**THE PROBLEM:** Read through the records below and copy each line that uses the word "Resume".

◇ ◇ ◇ ◇ ◇ ◇ ◇

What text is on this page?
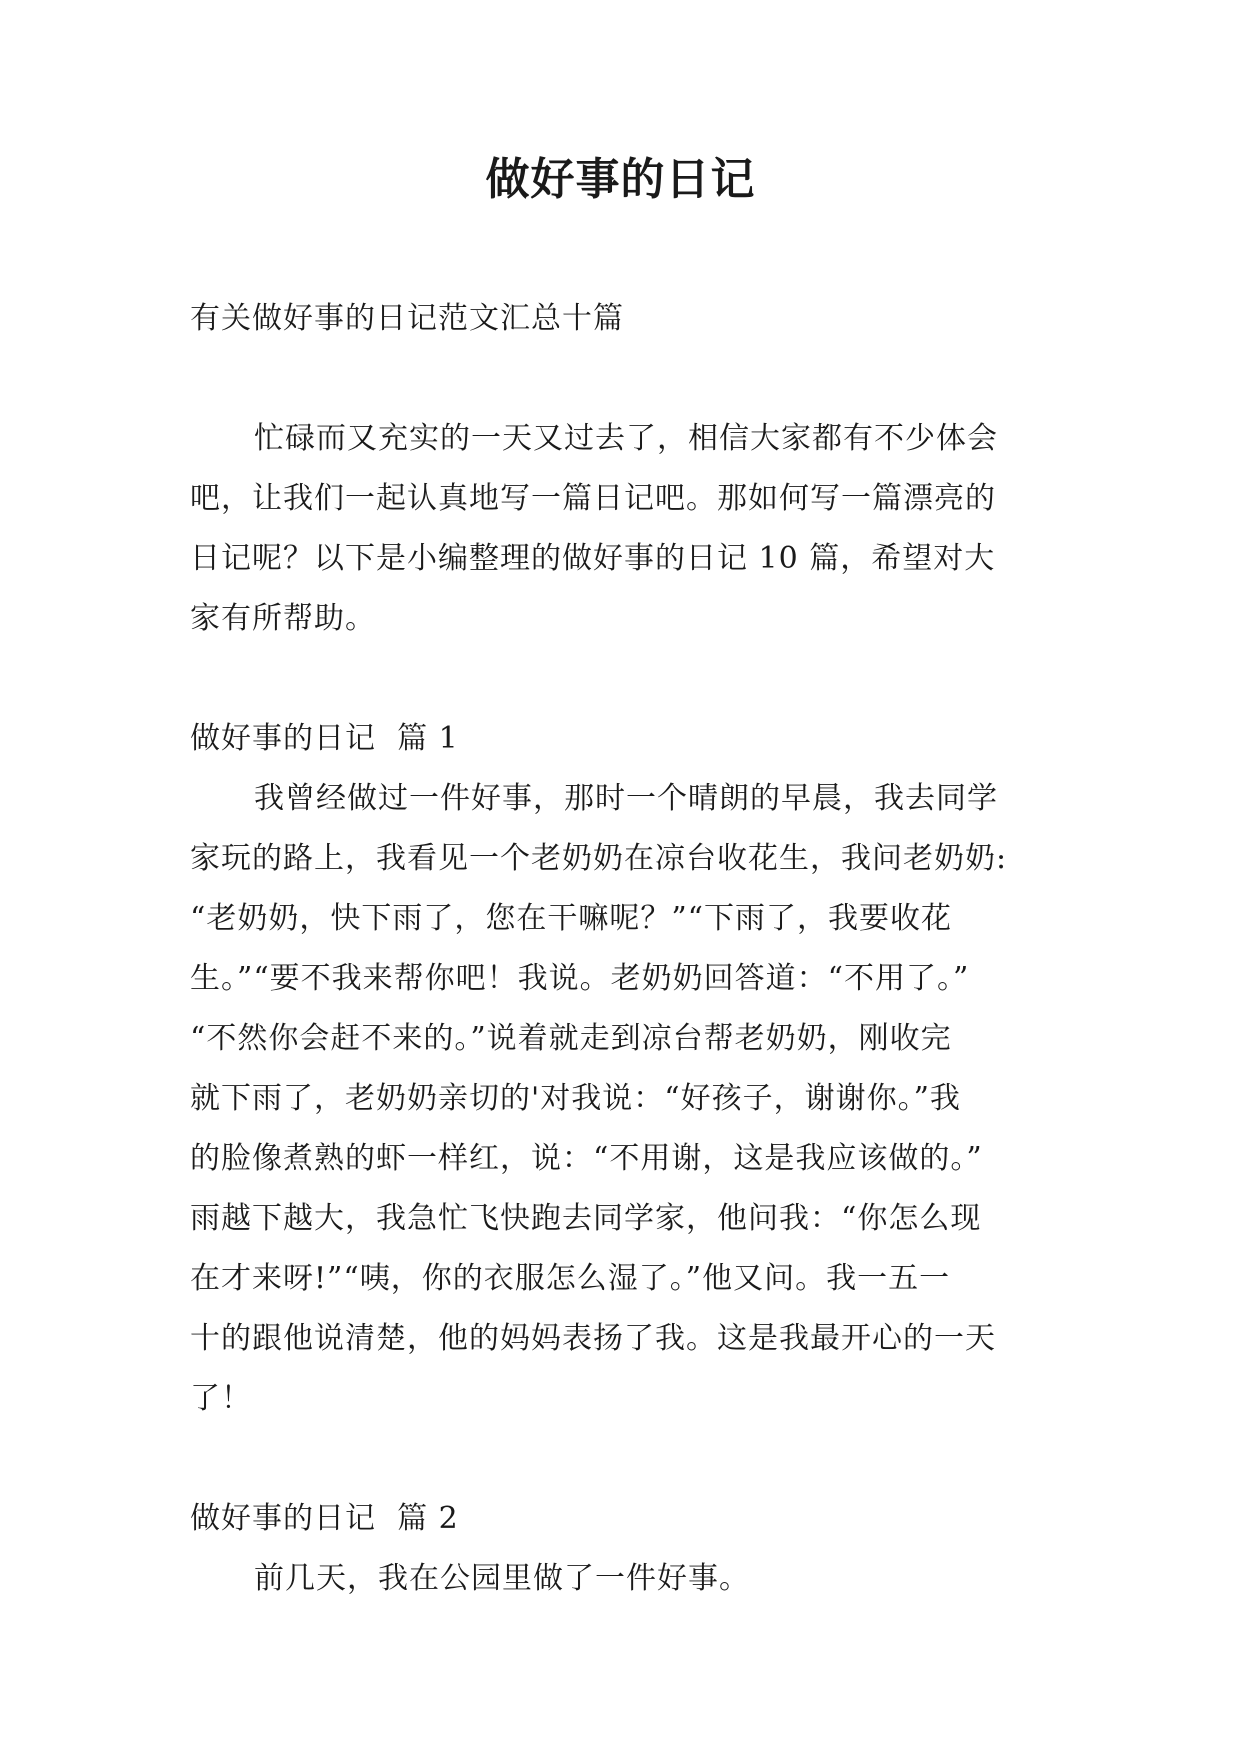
做好事的日记
有关做好事的日记范文汇总十篇
忙碌而又充实的一天又过去了，相信大家都有不少体会
吧，让我们一起认真地写一篇日记吧。那如何写一篇漂亮的
日记呢？以下是小编整理的做好事的日记 10 篇，希望对大
家有所帮助。
做好事的日记  篇 1
我曾经做过一件好事，那时一个晴朗的早晨，我去同学
家玩的路上，我看见一个老奶奶在凉台收花生，我问老奶奶:
“老奶奶，快下雨了，您在干嘛呢？”“下雨了，我要收花
生。”“要不我来帮你吧！我说。老奶奶回答道：“不用了。”
“不然你会赶不来的。”说着就走到凉台帮老奶奶，刚收完
就下雨了，老奶奶亲切的'对我说：“好孩子，谢谢你。”我
的脸像煮熟的虾一样红，说：“不用谢，这是我应该做的。”
雨越下越大，我急忙飞快跑去同学家，他问我：“你怎么现
在才来呀!”“咦，你的衣服怎么湿了。”他又问。我一五一
十的跟他说清楚，他的妈妈表扬了我。这是我最开心的一天
了！
做好事的日记  篇 2
前几天，我在公园里做了一件好事。
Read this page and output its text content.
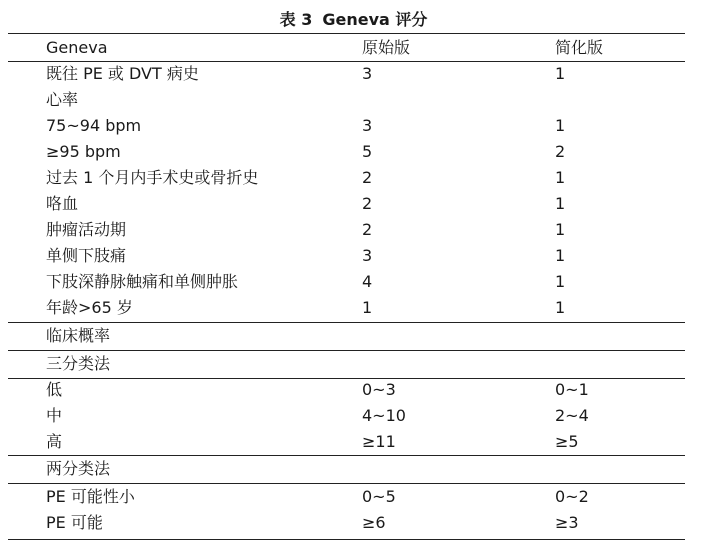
表 3 Geneva 评分
Geneva	原始版	简化版
既往 PE 或 DVT 病史	3	1
心率
75~94 bpm	3	1
≥95 bpm	5	2
过去 1 个月内手术史或骨折史	2	1
咯血	2	1
肿瘤活动期	2	1
单侧下肢痛	3	1
下肢深静脉触痛和单侧肿胀	4	1
年龄>65 岁	1	1
临床概率
三分类法
低	0~3	0~1
中	4~10	2~4
高	≥11	≥5
两分类法
PE 可能性小	0~5	0~2
PE 可能	≥6	≥3
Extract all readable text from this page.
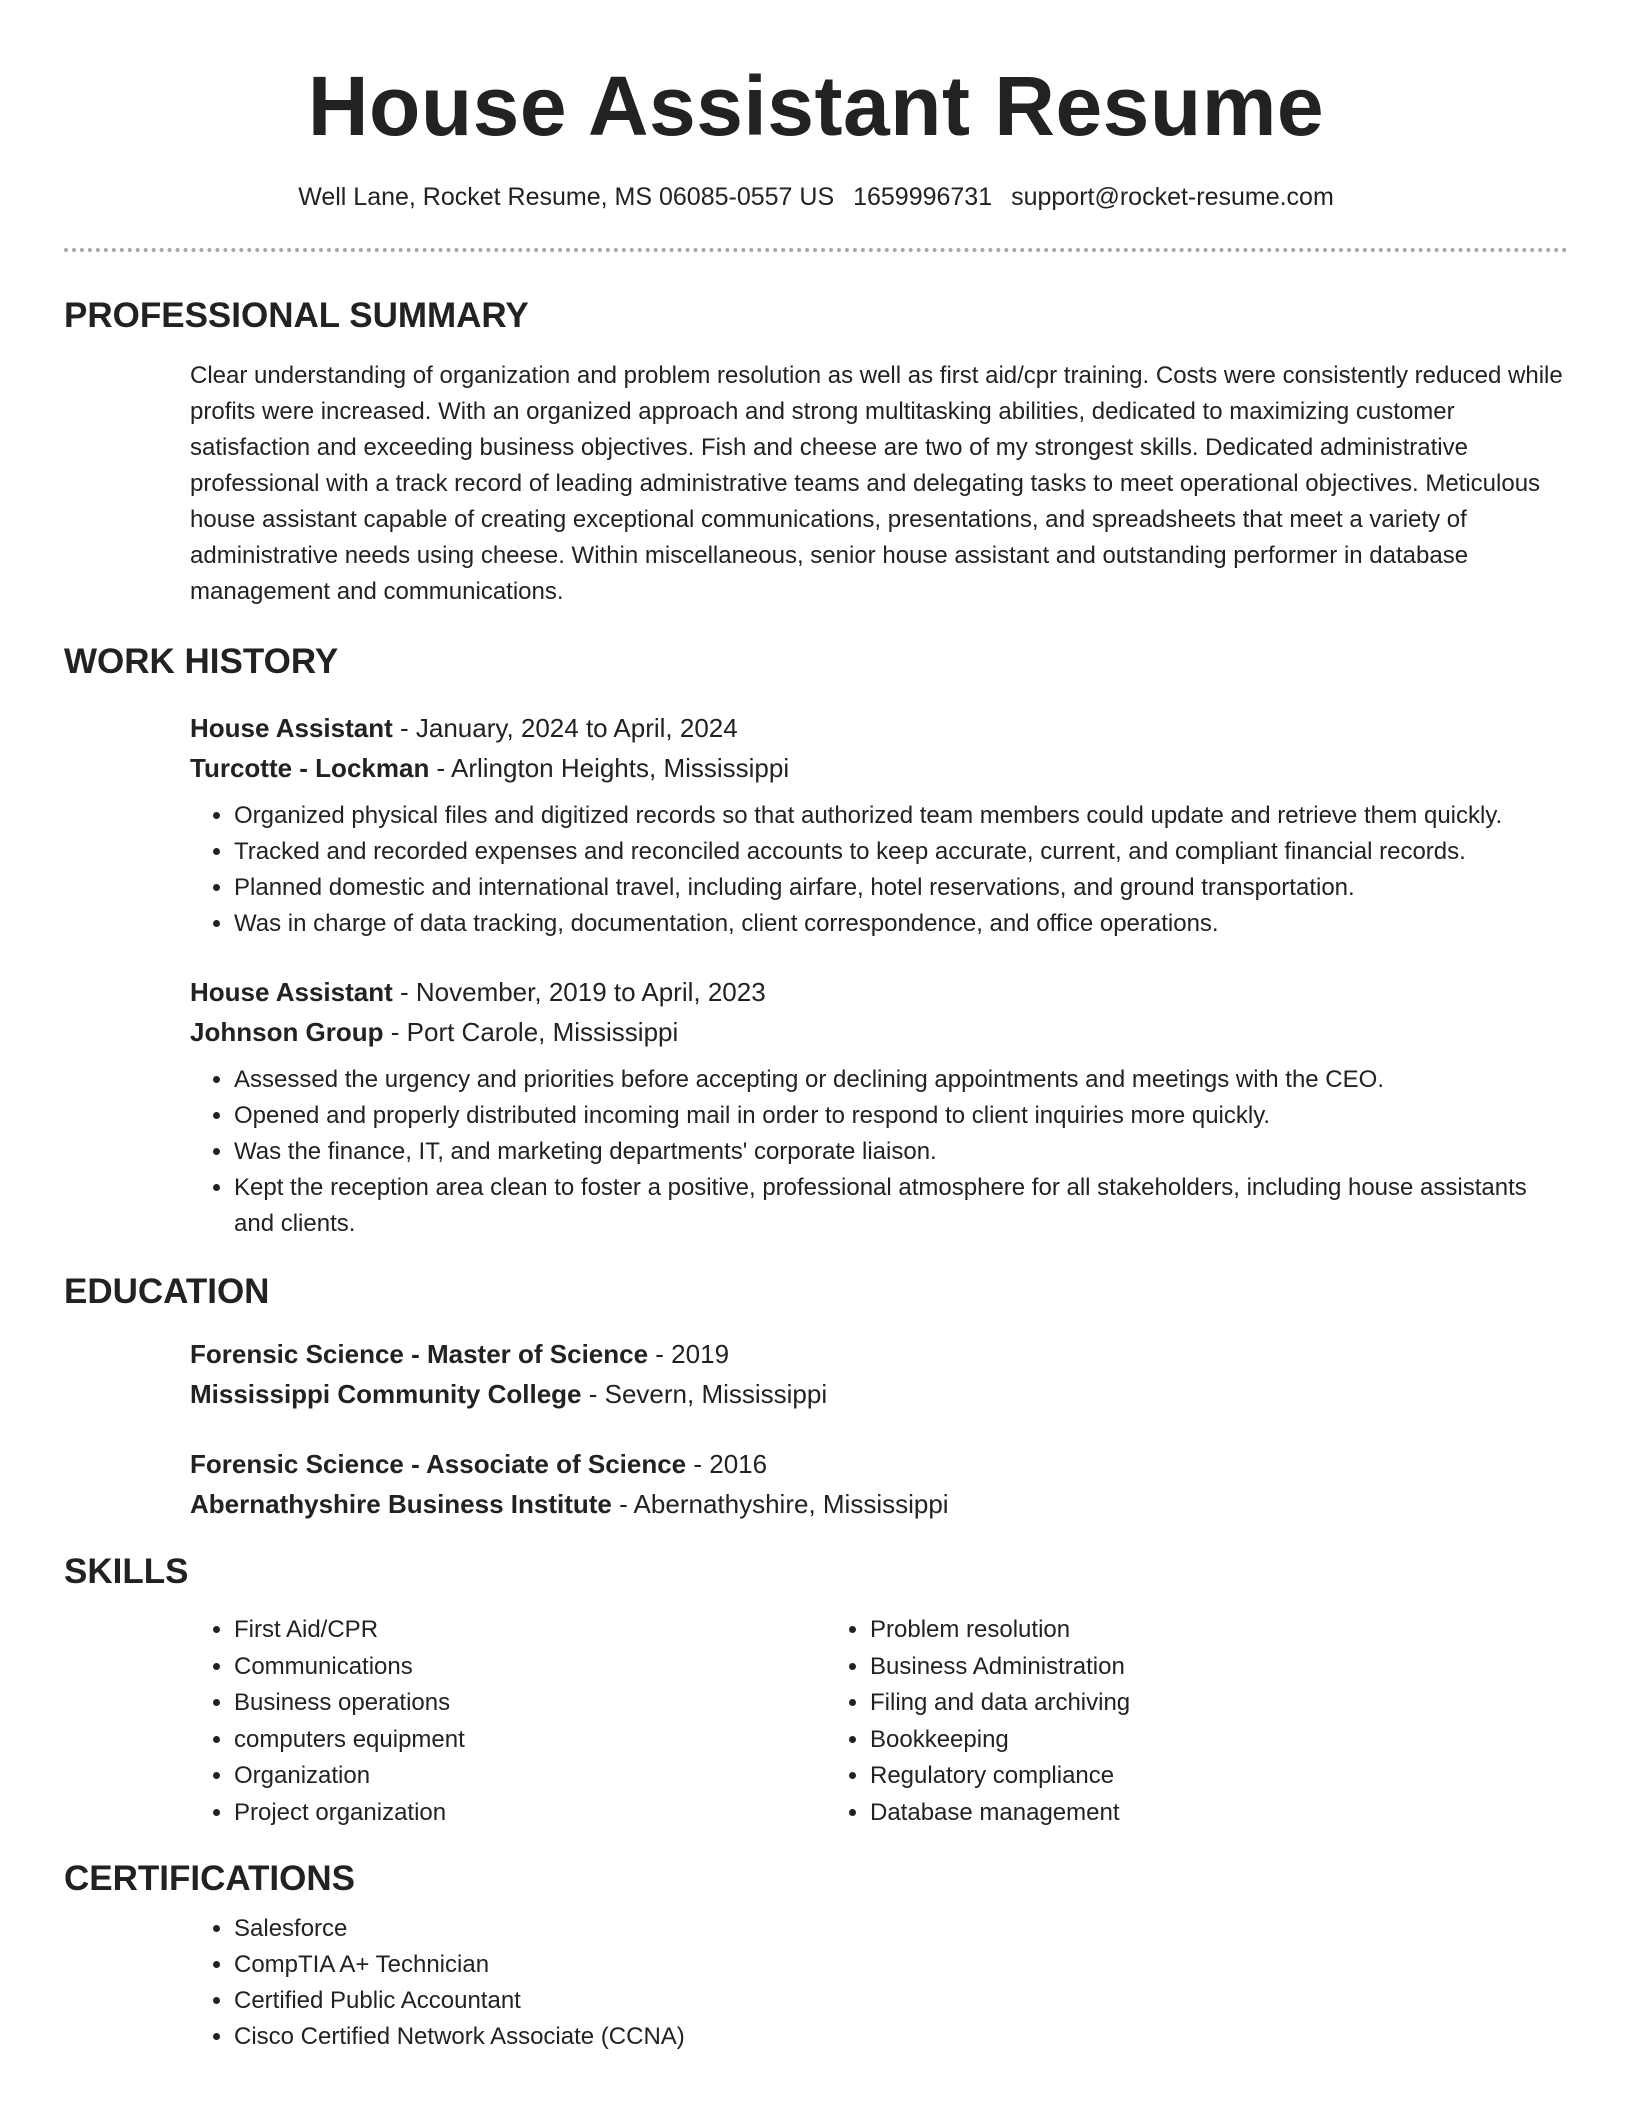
House Assistant Resume
Well Lane, Rocket Resume, MS 06085-0557 US 1659996731 support@rocket-resume.com
PROFESSIONAL SUMMARY
Clear understanding of organization and problem resolution as well as first aid/cpr training. Costs were consistently reduced while profits were increased. With an organized approach and strong multitasking abilities, dedicated to maximizing customer satisfaction and exceeding business objectives. Fish and cheese are two of my strongest skills. Dedicated administrative professional with a track record of leading administrative teams and delegating tasks to meet operational objectives. Meticulous house assistant capable of creating exceptional communications, presentations, and spreadsheets that meet a variety of administrative needs using cheese. Within miscellaneous, senior house assistant and outstanding performer in database management and communications.
WORK HISTORY
House Assistant - January, 2024 to April, 2024
Turcotte - Lockman - Arlington Heights, Mississippi
• Organized physical files and digitized records so that authorized team members could update and retrieve them quickly.
• Tracked and recorded expenses and reconciled accounts to keep accurate, current, and compliant financial records.
• Planned domestic and international travel, including airfare, hotel reservations, and ground transportation.
• Was in charge of data tracking, documentation, client correspondence, and office operations.
House Assistant - November, 2019 to April, 2023
Johnson Group - Port Carole, Mississippi
• Assessed the urgency and priorities before accepting or declining appointments and meetings with the CEO.
• Opened and properly distributed incoming mail in order to respond to client inquiries more quickly.
• Was the finance, IT, and marketing departments' corporate liaison.
• Kept the reception area clean to foster a positive, professional atmosphere for all stakeholders, including house assistants and clients.
EDUCATION
Forensic Science - Master of Science - 2019
Mississippi Community College - Severn, Mississippi
Forensic Science - Associate of Science - 2016
Abernathyshire Business Institute - Abernathyshire, Mississippi
SKILLS
• First Aid/CPR
• Communications
• Business operations
• computers equipment
• Organization
• Project organization
• Problem resolution
• Business Administration
• Filing and data archiving
• Bookkeeping
• Regulatory compliance
• Database management
CERTIFICATIONS
• Salesforce
• CompTIA A+ Technician
• Certified Public Accountant
• Cisco Certified Network Associate (CCNA)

◇ ◇ ◇ ◇ ◇ ◇ ◇

**SOLUTION TO THE EXERCISE:**
House Assistant Resume
Well Lane, Rocket Resume, MS 06085-0557 US 1659996731 support@rocket-resume.com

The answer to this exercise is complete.